**Tasks and exercises:**
a: What does the post on patent enforcement say the purpose of the patent system is?
b: From the post on patent enforcement, print the passage that begins at the words "Recall that the" and ends after the words "commercializing something have?".

I really have to say that big-tech needs to give their PR groups big-raises. The way that the patent debate has been framed in the last 90 days is both impressive and alarming. Poor billion dollar firms crippled by their inability to perpetuate the railroading they've been glibly giving "small guy" patent holders since the late 1980s. The latest craze seems to be a requirement that in order to enforce a patent, at least via injunction, one must have commercialized the technology (or perhaps be in the process of attempting it). This, of course, is folly. I grow tired of the incessant mewings that eminate from the gaping mouths of firms (like Research in Motion and, worse, EBay, which actually freely admits to having infringed on the patents in question) that have willfully and for years disregarded patents held by smaller players and now want a "pass" when the time has come to pay the piper. Reasearch in Motion, most recently, has directed its mewing to Congress.
Recall that the purpose of the patent system is to foster innovation. Limiting protection to entities with the resources to "commercialize" an innovation would, in my estimation, have both a chilling effect on small "garage" innovators, and destroy the (currently rather liquid) market for innovation.
With respect to the chilling effect, small innovators are suddenly confined to "trade secret" protection for their innovations, quite a burdensome thing to maintain and a more difficult thing to market. Lacking patent protection (and the upside incentive it creates) what incentive does the "little guy" who has no hope of ever commercializing something have?

[Page segmentation data]

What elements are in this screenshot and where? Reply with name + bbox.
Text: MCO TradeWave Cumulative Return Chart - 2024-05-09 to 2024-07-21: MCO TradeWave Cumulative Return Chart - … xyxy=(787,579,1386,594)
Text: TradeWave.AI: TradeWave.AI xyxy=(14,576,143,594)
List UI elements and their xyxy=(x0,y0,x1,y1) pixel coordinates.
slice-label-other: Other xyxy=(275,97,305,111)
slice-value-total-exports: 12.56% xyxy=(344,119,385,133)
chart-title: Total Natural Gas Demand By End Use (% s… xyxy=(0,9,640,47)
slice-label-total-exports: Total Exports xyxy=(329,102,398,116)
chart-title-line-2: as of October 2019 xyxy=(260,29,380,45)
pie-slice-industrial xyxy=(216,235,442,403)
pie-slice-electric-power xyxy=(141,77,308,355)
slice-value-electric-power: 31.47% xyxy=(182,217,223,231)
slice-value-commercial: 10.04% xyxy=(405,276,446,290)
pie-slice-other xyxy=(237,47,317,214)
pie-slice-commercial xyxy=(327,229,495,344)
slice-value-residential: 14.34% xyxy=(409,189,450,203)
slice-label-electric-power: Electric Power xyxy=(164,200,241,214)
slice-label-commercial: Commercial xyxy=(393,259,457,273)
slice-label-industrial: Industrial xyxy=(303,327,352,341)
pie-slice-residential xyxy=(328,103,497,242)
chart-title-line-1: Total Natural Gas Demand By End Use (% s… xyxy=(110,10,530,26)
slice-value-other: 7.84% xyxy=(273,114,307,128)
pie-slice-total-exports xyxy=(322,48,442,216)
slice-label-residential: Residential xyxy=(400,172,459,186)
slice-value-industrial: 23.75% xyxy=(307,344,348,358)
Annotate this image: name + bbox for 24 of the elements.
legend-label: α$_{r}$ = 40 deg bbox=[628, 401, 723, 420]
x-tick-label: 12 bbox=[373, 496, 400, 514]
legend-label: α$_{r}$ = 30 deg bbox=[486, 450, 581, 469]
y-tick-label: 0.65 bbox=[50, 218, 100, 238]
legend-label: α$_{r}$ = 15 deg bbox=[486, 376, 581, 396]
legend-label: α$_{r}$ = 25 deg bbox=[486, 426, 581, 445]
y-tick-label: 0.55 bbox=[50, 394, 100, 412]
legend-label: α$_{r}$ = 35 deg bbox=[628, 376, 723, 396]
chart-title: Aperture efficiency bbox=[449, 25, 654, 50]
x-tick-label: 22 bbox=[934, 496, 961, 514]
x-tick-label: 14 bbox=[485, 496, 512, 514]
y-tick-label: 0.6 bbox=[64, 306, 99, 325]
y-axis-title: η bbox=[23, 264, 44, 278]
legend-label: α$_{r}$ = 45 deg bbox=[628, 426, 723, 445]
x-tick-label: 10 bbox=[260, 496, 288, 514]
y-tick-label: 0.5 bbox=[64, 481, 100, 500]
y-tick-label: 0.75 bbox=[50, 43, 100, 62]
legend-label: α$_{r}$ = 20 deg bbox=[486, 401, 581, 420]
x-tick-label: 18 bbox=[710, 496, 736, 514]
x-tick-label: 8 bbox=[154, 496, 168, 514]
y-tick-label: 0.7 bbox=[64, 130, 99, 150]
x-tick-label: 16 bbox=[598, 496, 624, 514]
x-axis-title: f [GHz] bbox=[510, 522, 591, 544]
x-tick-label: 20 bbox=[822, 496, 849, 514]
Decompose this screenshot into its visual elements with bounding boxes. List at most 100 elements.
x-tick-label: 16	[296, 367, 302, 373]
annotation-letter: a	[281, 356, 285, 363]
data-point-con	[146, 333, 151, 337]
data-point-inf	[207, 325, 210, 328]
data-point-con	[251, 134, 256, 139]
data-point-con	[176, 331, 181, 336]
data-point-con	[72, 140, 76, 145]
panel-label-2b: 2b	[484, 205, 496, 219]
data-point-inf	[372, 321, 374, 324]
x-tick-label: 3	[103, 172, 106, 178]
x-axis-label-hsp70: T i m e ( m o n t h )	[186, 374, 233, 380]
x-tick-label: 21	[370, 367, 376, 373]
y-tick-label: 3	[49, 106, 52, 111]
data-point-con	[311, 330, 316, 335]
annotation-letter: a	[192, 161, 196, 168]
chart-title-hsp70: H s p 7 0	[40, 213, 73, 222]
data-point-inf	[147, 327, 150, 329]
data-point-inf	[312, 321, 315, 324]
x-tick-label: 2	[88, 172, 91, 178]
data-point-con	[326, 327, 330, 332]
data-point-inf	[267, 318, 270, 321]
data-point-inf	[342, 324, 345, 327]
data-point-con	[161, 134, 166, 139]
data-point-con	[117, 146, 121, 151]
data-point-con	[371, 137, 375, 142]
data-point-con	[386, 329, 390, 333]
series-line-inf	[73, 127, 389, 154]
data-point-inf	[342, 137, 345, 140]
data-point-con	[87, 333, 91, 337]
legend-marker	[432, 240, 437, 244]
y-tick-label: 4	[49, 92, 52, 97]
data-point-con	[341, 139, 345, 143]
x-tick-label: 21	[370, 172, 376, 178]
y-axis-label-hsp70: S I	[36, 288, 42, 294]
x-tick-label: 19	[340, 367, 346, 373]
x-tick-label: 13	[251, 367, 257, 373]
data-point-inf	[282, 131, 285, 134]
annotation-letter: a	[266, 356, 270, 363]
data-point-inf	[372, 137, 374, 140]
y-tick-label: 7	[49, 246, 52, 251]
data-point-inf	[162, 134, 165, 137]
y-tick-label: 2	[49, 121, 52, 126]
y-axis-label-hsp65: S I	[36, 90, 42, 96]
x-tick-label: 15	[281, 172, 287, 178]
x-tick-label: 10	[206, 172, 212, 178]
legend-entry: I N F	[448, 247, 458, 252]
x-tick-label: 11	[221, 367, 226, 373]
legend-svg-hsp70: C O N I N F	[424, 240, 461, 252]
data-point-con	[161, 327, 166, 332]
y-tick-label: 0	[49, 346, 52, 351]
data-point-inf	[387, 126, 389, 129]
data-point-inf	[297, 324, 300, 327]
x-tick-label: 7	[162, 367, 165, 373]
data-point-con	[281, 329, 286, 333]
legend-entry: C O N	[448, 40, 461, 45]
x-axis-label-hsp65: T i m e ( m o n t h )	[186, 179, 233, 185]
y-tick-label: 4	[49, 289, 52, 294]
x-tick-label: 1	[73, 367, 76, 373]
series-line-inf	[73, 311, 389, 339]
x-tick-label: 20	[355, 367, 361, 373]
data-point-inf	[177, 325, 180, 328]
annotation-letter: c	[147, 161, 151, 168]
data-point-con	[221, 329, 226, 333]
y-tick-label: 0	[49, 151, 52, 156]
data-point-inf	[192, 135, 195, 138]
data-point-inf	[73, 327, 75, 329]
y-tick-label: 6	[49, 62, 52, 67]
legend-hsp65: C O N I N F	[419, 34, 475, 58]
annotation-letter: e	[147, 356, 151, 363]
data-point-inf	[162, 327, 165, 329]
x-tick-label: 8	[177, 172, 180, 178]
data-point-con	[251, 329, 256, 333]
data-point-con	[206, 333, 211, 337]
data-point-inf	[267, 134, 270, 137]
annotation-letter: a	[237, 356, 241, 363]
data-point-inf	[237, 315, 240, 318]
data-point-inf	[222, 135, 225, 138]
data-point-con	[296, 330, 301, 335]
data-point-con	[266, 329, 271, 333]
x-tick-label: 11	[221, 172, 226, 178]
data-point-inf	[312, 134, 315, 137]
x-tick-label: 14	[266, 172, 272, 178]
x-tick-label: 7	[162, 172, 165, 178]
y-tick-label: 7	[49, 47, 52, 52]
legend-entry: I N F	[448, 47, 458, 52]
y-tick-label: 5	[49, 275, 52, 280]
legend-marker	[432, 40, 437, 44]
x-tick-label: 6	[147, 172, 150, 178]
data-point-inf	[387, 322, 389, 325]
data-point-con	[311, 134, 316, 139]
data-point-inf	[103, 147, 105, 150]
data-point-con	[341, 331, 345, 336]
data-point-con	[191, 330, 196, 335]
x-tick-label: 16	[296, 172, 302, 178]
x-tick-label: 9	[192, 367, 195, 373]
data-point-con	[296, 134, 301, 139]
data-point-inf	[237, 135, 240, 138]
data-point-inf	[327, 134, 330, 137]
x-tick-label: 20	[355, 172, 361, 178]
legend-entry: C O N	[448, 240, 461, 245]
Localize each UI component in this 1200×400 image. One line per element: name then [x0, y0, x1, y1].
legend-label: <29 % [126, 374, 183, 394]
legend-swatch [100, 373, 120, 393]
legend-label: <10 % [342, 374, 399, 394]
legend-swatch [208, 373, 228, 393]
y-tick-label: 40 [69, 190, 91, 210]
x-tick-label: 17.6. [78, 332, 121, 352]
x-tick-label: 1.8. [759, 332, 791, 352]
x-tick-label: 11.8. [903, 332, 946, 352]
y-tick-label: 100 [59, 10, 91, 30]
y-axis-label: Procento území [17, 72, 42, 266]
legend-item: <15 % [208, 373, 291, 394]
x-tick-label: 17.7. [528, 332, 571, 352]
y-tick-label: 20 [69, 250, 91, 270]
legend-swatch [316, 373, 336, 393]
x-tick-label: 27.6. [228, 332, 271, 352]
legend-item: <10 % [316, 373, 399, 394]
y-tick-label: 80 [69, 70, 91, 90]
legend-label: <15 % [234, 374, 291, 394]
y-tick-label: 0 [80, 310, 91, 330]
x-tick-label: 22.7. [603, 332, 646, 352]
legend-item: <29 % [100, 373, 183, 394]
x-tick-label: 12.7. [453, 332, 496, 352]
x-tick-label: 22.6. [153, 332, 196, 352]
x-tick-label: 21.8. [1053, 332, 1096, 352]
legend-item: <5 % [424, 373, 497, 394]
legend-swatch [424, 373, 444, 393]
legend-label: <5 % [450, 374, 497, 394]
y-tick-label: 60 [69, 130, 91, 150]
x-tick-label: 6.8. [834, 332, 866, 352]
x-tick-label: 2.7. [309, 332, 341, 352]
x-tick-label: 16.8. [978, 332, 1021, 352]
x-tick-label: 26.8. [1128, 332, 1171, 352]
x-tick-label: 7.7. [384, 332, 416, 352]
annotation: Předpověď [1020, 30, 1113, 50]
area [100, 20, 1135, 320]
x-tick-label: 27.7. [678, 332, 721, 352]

**Answers to the tasks:**
a: To foster innovation.

b:
Recall that the purpose of the patent system is to foster innovation. Limiting protection to entities with the resources to "commercialize" an innovation would, in my estimation, have both a chilling effect on small "garage" innovators, and destroy the (currently rather liquid) market for innovation.
With respect to the chilling effect, small innovators are suddenly confined to "trade secret" protection for their innovations, quite a burdensome thing to maintain and a more difficult thing to market. Lacking patent protection (and the upside incentive it creates) what incentive does the "little guy" who has no hope of ever commercializing something have?